THE TASK: Using the data below, copy every line that contains the word "filezilla".

DATA SUPPLIED:
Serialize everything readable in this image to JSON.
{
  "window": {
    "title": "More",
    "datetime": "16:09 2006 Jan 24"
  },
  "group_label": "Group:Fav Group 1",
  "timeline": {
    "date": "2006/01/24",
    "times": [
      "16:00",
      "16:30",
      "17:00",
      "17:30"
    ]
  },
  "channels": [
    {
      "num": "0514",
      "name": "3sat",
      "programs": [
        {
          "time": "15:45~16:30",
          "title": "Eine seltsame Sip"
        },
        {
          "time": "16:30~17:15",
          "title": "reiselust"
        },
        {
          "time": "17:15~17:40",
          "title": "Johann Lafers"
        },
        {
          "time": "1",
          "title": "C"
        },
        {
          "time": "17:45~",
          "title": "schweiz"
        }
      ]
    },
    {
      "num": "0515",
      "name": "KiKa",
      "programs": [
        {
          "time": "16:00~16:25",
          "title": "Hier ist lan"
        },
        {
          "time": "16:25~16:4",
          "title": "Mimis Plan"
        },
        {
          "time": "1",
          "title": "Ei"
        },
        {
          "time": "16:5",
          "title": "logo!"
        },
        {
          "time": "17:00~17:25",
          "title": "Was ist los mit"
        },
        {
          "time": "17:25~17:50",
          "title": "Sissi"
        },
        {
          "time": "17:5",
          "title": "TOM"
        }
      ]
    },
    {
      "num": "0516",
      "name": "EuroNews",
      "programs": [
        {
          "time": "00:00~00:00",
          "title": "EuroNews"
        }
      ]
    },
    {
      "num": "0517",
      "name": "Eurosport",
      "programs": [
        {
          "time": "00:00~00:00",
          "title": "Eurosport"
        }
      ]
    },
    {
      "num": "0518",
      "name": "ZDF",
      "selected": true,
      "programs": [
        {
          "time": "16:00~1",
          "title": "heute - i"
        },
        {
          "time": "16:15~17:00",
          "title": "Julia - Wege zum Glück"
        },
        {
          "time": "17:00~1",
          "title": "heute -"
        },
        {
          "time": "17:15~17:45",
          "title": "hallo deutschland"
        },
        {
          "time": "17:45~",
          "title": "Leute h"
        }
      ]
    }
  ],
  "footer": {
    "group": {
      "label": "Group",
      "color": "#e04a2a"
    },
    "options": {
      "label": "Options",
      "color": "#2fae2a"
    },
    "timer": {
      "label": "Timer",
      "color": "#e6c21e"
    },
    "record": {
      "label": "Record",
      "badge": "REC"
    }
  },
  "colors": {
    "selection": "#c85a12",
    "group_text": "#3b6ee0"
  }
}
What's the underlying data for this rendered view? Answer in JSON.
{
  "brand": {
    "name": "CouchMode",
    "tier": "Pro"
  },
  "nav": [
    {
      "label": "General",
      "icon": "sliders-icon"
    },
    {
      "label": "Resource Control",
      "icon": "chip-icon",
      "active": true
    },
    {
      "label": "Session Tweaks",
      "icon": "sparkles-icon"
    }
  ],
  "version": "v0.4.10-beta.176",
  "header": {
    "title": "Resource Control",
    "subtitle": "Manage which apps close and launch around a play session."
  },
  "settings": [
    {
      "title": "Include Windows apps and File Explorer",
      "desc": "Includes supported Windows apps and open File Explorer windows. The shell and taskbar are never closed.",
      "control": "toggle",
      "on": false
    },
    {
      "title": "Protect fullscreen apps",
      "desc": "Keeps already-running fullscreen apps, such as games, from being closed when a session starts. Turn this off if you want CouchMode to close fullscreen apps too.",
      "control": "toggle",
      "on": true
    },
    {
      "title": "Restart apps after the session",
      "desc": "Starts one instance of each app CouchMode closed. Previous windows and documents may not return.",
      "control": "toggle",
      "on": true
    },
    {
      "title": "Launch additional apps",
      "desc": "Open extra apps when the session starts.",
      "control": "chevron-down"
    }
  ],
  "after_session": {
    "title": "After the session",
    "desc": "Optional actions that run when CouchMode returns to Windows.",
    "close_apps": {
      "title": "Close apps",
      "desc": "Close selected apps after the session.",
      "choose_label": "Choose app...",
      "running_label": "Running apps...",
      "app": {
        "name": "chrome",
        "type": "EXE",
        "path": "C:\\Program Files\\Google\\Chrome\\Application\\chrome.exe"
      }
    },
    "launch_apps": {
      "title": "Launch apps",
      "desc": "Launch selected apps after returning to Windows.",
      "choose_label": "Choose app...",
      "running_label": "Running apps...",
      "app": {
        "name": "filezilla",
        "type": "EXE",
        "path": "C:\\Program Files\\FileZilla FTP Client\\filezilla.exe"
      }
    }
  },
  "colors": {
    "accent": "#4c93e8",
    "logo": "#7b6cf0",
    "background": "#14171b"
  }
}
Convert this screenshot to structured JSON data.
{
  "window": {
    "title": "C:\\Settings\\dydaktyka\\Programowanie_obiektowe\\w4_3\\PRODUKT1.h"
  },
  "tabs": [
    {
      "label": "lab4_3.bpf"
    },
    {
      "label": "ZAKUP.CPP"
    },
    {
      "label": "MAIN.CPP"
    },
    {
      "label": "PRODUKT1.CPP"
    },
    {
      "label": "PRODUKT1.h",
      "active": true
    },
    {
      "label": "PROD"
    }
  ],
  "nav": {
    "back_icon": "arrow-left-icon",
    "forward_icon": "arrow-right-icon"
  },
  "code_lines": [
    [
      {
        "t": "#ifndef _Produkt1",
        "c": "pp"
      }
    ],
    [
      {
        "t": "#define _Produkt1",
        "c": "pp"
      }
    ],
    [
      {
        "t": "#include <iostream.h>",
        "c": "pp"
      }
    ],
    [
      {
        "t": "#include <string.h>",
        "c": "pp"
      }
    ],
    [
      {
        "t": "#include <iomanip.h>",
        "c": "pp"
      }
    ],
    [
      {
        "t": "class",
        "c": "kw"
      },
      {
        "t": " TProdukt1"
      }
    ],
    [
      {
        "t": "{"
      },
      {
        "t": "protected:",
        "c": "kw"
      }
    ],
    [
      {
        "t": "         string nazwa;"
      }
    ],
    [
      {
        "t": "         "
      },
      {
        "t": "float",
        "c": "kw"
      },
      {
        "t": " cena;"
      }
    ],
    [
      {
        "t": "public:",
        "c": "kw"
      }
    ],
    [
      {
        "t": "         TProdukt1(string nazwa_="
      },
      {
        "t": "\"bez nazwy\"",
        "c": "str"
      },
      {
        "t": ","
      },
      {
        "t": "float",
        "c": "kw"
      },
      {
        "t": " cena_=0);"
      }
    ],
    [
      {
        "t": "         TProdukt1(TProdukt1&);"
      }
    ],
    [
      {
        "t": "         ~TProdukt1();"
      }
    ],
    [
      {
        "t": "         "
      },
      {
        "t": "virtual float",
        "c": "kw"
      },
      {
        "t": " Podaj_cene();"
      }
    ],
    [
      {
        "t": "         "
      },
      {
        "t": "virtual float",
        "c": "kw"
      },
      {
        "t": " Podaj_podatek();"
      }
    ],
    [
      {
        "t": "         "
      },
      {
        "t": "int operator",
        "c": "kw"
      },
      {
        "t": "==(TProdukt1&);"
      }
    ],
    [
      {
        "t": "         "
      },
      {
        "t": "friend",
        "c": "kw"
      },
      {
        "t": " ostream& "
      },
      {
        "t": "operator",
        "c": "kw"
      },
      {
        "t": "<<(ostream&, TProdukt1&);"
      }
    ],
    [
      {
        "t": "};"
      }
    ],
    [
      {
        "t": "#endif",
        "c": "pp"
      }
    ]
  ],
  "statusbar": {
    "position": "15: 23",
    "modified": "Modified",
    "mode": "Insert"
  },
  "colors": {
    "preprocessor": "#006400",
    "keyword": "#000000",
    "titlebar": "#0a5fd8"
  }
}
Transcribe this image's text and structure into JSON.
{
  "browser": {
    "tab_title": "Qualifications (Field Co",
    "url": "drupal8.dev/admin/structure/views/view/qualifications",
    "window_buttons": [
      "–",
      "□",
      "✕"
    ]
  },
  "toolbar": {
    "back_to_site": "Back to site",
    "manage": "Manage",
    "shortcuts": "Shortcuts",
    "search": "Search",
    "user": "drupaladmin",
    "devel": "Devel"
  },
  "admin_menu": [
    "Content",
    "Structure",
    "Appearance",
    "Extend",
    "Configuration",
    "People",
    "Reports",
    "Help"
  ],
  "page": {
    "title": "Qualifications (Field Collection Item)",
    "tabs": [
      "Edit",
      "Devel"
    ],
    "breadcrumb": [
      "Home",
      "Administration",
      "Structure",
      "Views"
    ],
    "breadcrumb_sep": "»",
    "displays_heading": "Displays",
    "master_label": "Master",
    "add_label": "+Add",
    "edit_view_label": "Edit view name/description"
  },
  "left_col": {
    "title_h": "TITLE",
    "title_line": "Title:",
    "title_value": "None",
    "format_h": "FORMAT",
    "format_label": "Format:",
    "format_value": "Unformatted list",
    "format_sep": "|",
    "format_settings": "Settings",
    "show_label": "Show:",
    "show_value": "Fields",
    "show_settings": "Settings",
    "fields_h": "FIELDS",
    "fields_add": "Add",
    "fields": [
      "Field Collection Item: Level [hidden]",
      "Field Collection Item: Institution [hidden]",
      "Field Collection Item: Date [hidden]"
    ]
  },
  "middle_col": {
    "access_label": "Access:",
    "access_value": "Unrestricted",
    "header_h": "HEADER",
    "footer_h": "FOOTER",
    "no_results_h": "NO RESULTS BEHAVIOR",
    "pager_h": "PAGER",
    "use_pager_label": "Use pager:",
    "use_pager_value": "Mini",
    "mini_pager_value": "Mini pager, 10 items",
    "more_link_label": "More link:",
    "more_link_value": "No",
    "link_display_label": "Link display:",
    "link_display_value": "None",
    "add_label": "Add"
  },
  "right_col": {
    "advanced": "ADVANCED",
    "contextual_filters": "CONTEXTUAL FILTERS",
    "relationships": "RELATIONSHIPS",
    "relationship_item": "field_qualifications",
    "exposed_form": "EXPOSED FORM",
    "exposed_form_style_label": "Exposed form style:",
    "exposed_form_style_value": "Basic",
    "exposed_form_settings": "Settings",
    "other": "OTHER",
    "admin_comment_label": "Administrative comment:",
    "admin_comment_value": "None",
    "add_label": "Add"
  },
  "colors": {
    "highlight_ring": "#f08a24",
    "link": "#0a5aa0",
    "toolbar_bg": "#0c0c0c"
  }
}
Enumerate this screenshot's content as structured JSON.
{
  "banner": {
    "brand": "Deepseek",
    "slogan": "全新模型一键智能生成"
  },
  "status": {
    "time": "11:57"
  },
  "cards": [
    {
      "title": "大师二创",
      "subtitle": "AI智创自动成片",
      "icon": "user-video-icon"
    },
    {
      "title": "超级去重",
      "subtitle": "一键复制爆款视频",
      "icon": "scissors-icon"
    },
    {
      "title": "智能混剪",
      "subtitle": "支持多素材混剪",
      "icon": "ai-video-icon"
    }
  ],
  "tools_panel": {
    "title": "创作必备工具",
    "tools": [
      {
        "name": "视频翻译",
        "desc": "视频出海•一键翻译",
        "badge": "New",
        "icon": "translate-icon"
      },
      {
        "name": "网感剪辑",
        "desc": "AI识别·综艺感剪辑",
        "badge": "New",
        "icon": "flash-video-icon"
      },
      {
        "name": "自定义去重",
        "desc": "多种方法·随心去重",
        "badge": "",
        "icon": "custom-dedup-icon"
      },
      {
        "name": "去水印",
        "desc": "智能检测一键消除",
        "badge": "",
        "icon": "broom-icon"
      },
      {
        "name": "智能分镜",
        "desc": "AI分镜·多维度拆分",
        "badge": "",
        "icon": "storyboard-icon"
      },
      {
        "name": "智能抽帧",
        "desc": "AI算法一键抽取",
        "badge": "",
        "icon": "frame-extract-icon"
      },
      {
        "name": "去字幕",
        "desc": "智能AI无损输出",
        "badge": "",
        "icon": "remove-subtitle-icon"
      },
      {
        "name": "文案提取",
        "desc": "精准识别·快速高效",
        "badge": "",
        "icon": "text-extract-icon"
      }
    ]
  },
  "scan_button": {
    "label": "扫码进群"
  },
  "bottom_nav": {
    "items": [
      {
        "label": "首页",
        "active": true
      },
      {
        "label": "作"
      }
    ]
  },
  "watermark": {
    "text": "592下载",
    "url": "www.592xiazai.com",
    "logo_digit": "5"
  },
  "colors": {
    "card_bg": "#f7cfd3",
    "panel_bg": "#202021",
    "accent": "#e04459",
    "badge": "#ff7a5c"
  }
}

RESPONSE FOR THIS EXERCISE:
        "name": "filezilla",
        "path": "C:\\Program Files\\FileZilla FTP Client\\filezilla.exe"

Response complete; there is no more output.